Given task » Your answer should be one number: the count of lines in these entries that hold the word "this".

* * *

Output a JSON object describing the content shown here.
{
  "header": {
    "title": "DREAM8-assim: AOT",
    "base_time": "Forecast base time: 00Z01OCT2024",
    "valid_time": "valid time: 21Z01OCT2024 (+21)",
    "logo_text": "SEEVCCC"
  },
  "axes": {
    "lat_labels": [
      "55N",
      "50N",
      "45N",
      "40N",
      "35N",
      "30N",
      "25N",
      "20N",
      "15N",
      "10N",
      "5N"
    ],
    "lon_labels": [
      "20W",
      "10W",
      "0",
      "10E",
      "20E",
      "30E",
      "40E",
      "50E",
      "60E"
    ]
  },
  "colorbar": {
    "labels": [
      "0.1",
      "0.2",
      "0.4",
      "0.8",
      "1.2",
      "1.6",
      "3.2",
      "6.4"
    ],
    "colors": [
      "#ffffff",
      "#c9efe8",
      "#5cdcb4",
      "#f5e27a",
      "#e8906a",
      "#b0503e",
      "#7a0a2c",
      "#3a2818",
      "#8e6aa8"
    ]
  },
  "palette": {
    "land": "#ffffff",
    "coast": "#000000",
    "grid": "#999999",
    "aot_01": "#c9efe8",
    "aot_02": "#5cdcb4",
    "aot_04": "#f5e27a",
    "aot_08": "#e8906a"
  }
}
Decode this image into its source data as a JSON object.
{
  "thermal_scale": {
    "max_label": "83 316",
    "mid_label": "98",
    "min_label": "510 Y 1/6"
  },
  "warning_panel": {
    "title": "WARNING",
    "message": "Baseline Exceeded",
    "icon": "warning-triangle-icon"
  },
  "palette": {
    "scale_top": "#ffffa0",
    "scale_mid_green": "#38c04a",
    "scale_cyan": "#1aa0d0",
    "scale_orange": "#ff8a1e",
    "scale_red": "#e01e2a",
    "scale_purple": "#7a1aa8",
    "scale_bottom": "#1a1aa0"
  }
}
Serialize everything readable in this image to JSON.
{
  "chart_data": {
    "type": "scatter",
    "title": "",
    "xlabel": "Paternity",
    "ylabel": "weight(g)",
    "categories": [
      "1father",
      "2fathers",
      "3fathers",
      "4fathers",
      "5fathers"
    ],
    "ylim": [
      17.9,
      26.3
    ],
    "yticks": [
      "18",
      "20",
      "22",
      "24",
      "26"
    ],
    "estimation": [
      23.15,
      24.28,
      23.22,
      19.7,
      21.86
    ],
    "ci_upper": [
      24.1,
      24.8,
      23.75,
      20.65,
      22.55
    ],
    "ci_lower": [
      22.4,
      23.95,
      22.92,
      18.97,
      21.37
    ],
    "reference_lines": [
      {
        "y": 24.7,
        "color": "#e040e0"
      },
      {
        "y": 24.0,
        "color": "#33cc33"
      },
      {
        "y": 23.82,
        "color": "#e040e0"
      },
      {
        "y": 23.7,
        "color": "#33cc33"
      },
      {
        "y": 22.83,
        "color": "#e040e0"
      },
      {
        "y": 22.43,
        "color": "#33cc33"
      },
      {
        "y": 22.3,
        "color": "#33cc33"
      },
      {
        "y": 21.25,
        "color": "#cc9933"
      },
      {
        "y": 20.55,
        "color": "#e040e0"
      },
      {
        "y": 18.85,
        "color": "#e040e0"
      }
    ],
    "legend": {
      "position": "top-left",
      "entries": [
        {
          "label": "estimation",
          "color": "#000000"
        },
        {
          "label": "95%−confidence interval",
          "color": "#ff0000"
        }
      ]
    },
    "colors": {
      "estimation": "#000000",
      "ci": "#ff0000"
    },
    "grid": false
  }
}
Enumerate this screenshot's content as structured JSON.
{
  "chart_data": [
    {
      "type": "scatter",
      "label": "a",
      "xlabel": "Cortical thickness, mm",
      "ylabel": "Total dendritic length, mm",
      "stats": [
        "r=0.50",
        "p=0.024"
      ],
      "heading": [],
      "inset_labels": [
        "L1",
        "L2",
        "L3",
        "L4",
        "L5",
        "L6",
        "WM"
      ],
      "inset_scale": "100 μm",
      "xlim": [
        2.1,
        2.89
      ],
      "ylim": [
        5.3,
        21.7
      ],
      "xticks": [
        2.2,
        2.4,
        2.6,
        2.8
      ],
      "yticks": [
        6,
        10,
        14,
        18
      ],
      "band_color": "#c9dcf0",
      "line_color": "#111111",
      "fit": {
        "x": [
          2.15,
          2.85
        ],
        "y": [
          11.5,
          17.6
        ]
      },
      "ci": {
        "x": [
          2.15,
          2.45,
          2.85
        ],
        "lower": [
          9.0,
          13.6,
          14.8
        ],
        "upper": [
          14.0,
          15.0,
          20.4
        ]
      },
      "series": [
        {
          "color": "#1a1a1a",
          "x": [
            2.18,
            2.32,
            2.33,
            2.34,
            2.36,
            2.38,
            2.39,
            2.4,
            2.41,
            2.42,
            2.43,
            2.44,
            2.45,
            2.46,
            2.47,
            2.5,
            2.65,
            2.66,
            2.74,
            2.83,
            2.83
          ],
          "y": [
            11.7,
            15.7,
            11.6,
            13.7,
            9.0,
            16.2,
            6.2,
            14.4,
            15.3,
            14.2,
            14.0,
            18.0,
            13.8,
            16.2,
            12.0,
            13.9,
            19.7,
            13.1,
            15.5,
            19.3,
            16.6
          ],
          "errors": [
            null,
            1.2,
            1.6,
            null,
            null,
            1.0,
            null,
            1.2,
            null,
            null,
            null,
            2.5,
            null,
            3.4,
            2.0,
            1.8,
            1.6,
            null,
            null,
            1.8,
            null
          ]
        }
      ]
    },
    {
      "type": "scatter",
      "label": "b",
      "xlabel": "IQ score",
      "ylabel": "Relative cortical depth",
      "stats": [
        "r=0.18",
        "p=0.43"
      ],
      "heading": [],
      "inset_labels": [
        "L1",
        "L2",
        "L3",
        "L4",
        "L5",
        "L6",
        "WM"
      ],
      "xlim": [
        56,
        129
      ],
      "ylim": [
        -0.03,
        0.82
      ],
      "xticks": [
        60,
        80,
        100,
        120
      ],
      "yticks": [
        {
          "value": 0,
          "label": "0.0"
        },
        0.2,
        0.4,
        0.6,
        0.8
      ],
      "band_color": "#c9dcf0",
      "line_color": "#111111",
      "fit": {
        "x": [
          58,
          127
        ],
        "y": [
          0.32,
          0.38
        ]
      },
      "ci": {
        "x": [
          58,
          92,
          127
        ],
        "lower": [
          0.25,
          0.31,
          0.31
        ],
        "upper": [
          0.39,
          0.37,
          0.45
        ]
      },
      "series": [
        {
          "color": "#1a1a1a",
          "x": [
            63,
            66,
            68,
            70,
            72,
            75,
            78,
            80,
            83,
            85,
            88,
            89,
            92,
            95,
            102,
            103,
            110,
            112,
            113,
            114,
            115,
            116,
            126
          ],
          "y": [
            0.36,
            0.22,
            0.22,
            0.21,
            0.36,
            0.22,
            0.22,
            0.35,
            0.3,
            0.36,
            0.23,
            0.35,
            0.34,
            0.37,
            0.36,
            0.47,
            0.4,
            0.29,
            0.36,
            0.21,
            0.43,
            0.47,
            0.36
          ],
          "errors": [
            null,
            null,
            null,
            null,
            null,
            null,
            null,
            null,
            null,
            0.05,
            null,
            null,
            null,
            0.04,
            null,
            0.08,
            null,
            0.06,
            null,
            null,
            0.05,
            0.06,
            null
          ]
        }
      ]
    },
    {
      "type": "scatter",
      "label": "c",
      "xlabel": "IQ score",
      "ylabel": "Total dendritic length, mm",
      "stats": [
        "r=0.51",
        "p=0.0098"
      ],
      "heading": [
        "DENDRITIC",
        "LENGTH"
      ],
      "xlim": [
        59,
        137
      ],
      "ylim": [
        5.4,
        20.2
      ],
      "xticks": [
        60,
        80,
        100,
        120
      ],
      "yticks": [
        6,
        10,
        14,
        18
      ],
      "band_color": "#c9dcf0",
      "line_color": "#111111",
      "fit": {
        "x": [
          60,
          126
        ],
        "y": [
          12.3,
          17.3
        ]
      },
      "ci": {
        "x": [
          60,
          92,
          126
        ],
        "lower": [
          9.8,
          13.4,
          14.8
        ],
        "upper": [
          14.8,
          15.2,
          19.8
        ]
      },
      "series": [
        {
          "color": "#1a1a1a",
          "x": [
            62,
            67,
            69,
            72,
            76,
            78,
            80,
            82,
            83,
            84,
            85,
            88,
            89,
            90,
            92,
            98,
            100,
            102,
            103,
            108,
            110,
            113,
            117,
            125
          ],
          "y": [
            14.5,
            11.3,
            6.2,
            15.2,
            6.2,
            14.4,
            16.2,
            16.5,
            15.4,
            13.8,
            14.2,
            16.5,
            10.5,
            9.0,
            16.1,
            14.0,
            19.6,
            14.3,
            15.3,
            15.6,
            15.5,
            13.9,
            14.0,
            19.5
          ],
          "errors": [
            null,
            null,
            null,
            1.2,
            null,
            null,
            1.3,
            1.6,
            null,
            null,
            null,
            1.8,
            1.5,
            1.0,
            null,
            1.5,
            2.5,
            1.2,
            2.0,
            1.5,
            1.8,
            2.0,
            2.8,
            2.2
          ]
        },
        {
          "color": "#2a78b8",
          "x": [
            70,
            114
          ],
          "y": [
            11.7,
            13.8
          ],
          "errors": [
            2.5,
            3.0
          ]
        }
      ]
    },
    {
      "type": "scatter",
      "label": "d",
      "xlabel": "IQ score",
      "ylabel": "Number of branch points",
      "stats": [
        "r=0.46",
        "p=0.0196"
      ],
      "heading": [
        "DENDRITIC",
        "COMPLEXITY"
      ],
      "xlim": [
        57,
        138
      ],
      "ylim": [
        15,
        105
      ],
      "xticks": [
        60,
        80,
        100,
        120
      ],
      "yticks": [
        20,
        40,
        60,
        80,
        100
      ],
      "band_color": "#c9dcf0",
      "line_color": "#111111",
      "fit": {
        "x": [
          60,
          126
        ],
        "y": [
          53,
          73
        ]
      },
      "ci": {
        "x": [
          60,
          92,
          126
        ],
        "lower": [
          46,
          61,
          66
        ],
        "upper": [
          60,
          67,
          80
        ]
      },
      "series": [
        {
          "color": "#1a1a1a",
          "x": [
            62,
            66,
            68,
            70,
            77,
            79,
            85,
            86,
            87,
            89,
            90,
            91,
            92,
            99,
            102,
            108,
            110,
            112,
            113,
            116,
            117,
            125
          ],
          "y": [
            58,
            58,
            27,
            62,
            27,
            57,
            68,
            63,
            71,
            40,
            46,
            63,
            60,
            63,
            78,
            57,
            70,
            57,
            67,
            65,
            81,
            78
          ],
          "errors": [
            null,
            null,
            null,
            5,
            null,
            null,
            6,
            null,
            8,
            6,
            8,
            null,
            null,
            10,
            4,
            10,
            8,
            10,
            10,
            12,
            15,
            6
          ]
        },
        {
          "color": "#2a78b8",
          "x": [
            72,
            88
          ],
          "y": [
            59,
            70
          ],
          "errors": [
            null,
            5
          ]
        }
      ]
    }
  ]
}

* * *

Expected output » 3